■ **What this task involves**:
From the records below, extract all the text exactly and leave the images behind.

── Records shown

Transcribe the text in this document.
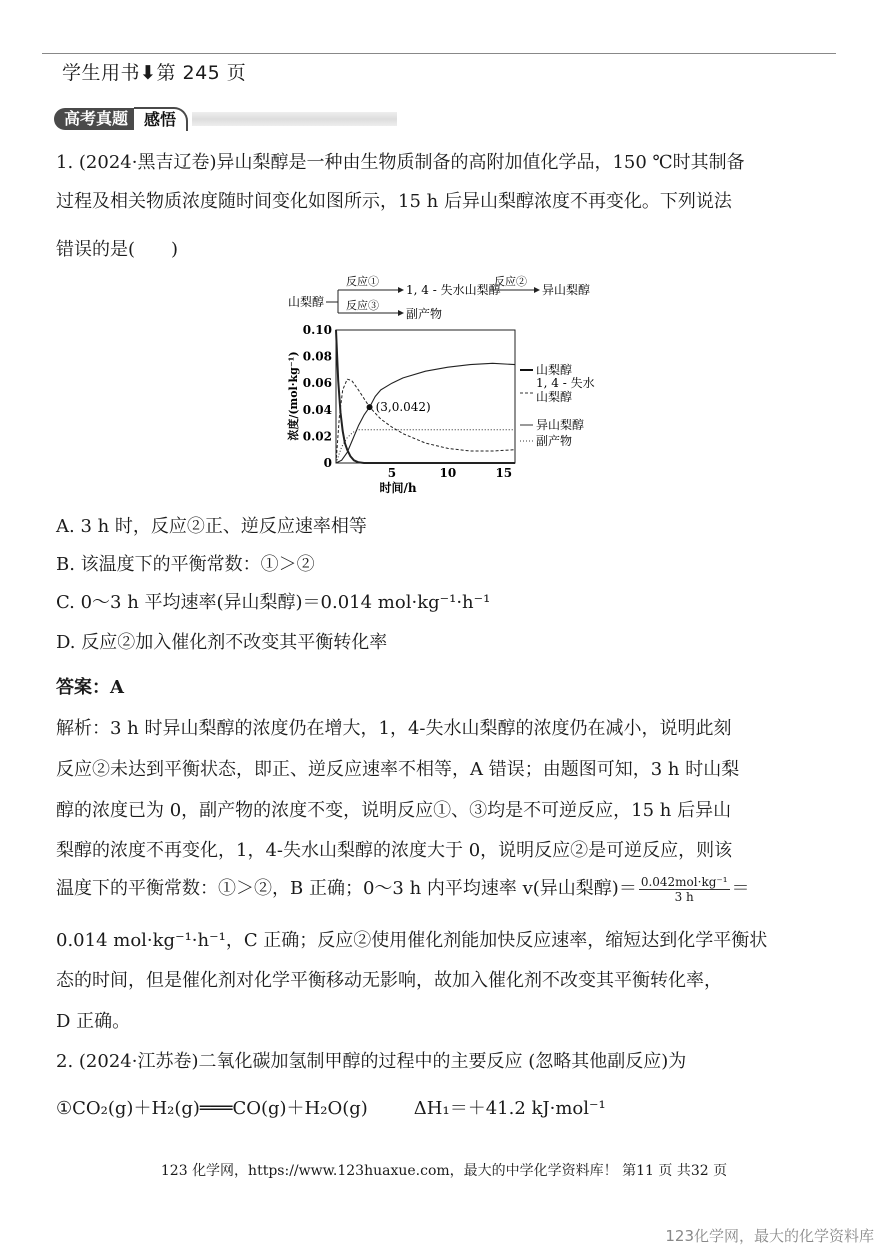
学生用书⬇第 245 页
高考真题	感悟
1. (2024·黑吉辽卷)异山梨醇是一种由生物质制备的高附加值化学品，150 ℃时其制备
过程及相关物质浓度随时间变化如图所示，15 h 后异山梨醇浓度不再变化。下列说法
错误的是(　　)
山梨醇
反应①
1, 4 - 失水山梨醇
反应②
异山梨醇
反应③
副产物
0
0.02
0.04
0.06
0.08
0.10
5	10	15
浓度/(mol·kg⁻¹)
时间/h
(3,0.042)
山梨醇
1, 4 - 失水
山梨醇
异山梨醇
副产物
A. 3 h 时，反应②正、逆反应速率相等
B. 该温度下的平衡常数：①＞②
C. 0～3 h 平均速率(异山梨醇)＝0.014 mol·kg⁻¹·h⁻¹
D. 反应②加入催化剂不改变其平衡转化率
答案：A
解析：3 h 时异山梨醇的浓度仍在增大，1，4-失水山梨醇的浓度仍在减小，说明此刻
反应②未达到平衡状态，即正、逆反应速率不相等，A 错误；由题图可知，3 h 时山梨
醇的浓度已为 0，副产物的浓度不变，说明反应①、③均是不可逆反应，15 h 后异山
梨醇的浓度不再变化，1，4-失水山梨醇的浓度大于 0，说明反应②是可逆反应，则该
温度下的平衡常数：①＞②，B 正确；0～3 h 内平均速率 v(异山梨醇)＝ $\frac{\text{0.042mol·kg⁻¹}}{3 h}$ ＝
0.014 mol·kg⁻¹·h⁻¹，C 正确；反应②使用催化剂能加快反应速率，缩短达到化学平衡状
态的时间，但是催化剂对化学平衡移动无影响，故加入催化剂不改变其平衡转化率，
D 正确。
2. (2024·江苏卷)二氧化碳加氢制甲醇的过程中的主要反应 (忽略其他副反应)为
①CO₂(g)＋H₂(g)═══CO(g)＋H₂O(g)	ΔH₁＝＋41.2 kJ·mol⁻¹
123 化学网，https://www.123huaxue.com，最大的中学化学资料库！ 第11 页 共32 页
123化学网，最大的化学资料库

────

■ **Answer to the task**:
Transcribe the text in this document.
学生用书⬇第 245 页
高考真题	感悟
1. (2024·黑吉辽卷)异山梨醇是一种由生物质制备的高附加值化学品，150 ℃时其制备
过程及相关物质浓度随时间变化如图所示，15 h 后异山梨醇浓度不再变化。下列说法
错误的是(　　)
山梨醇
反应①
1, 4 - 失水山梨醇
反应②
异山梨醇
反应③
副产物
0
0.02
0.04
0.06
0.08
0.10
5	10	15
浓度/(mol·kg⁻¹)
时间/h
(3,0.042)
山梨醇
1, 4 - 失水
山梨醇
异山梨醇
副产物
A. 3 h 时，反应②正、逆反应速率相等
B. 该温度下的平衡常数：①＞②
C. 0～3 h 平均速率(异山梨醇)＝0.014 mol·kg⁻¹·h⁻¹
D. 反应②加入催化剂不改变其平衡转化率
答案：A
解析：3 h 时异山梨醇的浓度仍在增大，1，4-失水山梨醇的浓度仍在减小，说明此刻
反应②未达到平衡状态，即正、逆反应速率不相等，A 错误；由题图可知，3 h 时山梨
醇的浓度已为 0，副产物的浓度不变，说明反应①、③均是不可逆反应，15 h 后异山
梨醇的浓度不再变化，1，4-失水山梨醇的浓度大于 0，说明反应②是可逆反应，则该
温度下的平衡常数：①＞②，B 正确；0～3 h 内平均速率 v(异山梨醇)＝ $\frac{\text{0.042mol·kg⁻¹}}{3 h}$ ＝
0.014 mol·kg⁻¹·h⁻¹，C 正确；反应②使用催化剂能加快反应速率，缩短达到化学平衡状
态的时间，但是催化剂对化学平衡移动无影响，故加入催化剂不改变其平衡转化率，
D 正确。
2. (2024·江苏卷)二氧化碳加氢制甲醇的过程中的主要反应 (忽略其他副反应)为
①CO₂(g)＋H₂(g)═══CO(g)＋H₂O(g)	ΔH₁＝＋41.2 kJ·mol⁻¹
123 化学网，https://www.123huaxue.com，最大的中学化学资料库！ 第11 页 共32 页
123化学网，最大的化学资料库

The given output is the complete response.